◆ Aim of the exercise ◆
Which lines hold the string "program"? Copy every one of them.

◆ Extracted information ◆
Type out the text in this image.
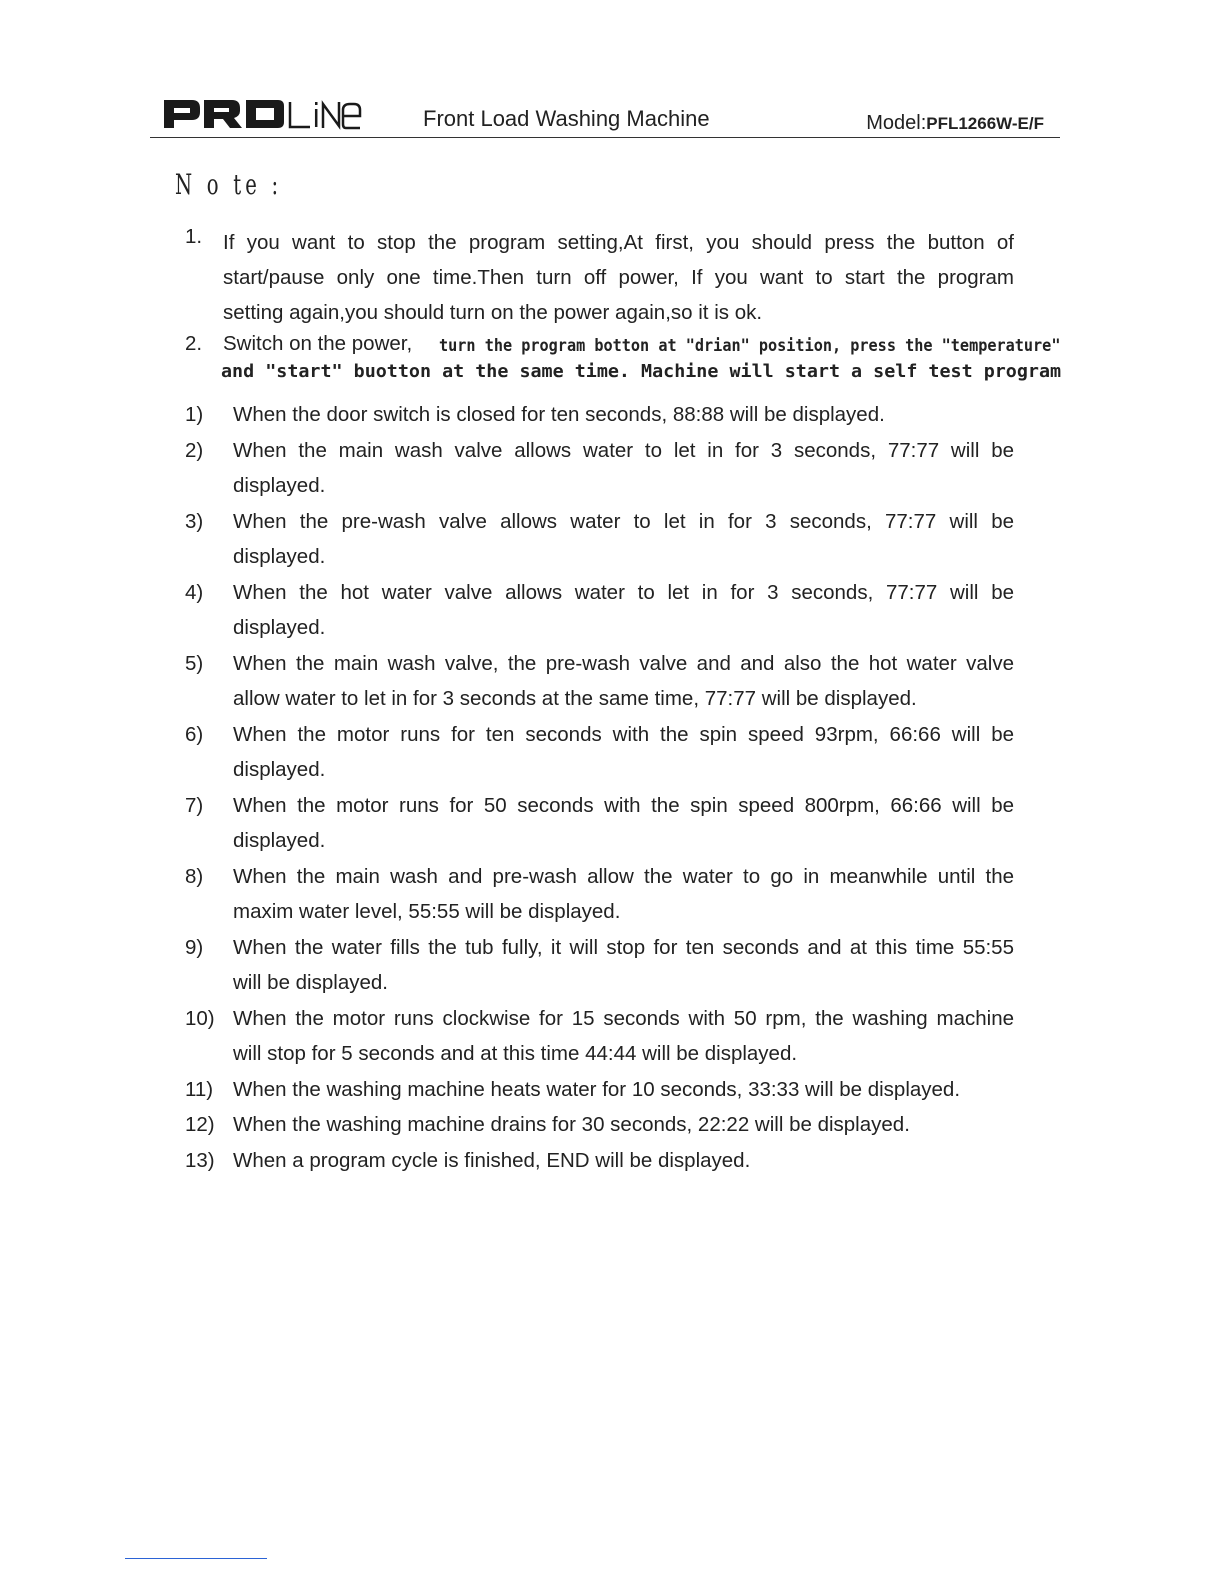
Front Load Washing Machine	Model:PFL1266W-E/F
N o te :
1. If you want to stop the program setting,At first, you should press the button of
start/pause only one time.Then turn off power, If you want to start the program
setting again,you should turn on the power again,so it is ok.
2. Switch on the power, turn the program botton at "drian" position, press the "temperature"
and "start" buotton at the same time. Machine will start a self test program
1)	When the door switch is closed for ten seconds, 88:88 will be displayed.
2)	When the main wash valve allows water to let in for 3 seconds, 77:77 will be
displayed.
3)	When the pre-wash valve allows water to let in for 3 seconds, 77:77 will be
displayed.
4)	When the hot water valve allows water to let in for 3 seconds, 77:77 will be
displayed.
5)	When the main wash valve, the pre-wash valve and and also the hot water valve
allow water to let in for 3 seconds at the same time, 77:77 will be displayed.
6)	When the motor runs for ten seconds with the spin speed 93rpm, 66:66 will be
displayed.
7)	When the motor runs for 50 seconds with the spin speed 800rpm, 66:66 will be
displayed.
8)	When the main wash and pre-wash allow the water to go in meanwhile until the
maxim water level, 55:55 will be displayed.
9)	When the water fills the tub fully, it will stop for ten seconds and at this time 55:55
will be displayed.
10) When the motor runs clockwise for 15 seconds with 50 rpm, the washing machine
will stop for 5 seconds and at this time 44:44 will be displayed.
11) When the washing machine heats water for 10 seconds, 33:33 will be displayed.
12) When the washing machine drains for 30 seconds, 22:22 will be displayed.
13) When a program cycle is finished, END will be displayed.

◆ The completed task ◆
1. If you want to stop the program setting,At first, you should press the button of
start/pause only one time.Then turn off power, If you want to start the program
2. Switch on the power, turn the program botton at "drian" position, press the "temperature"
and "start" buotton at the same time. Machine will start a self test program
13) When a program cycle is finished, END will be displayed.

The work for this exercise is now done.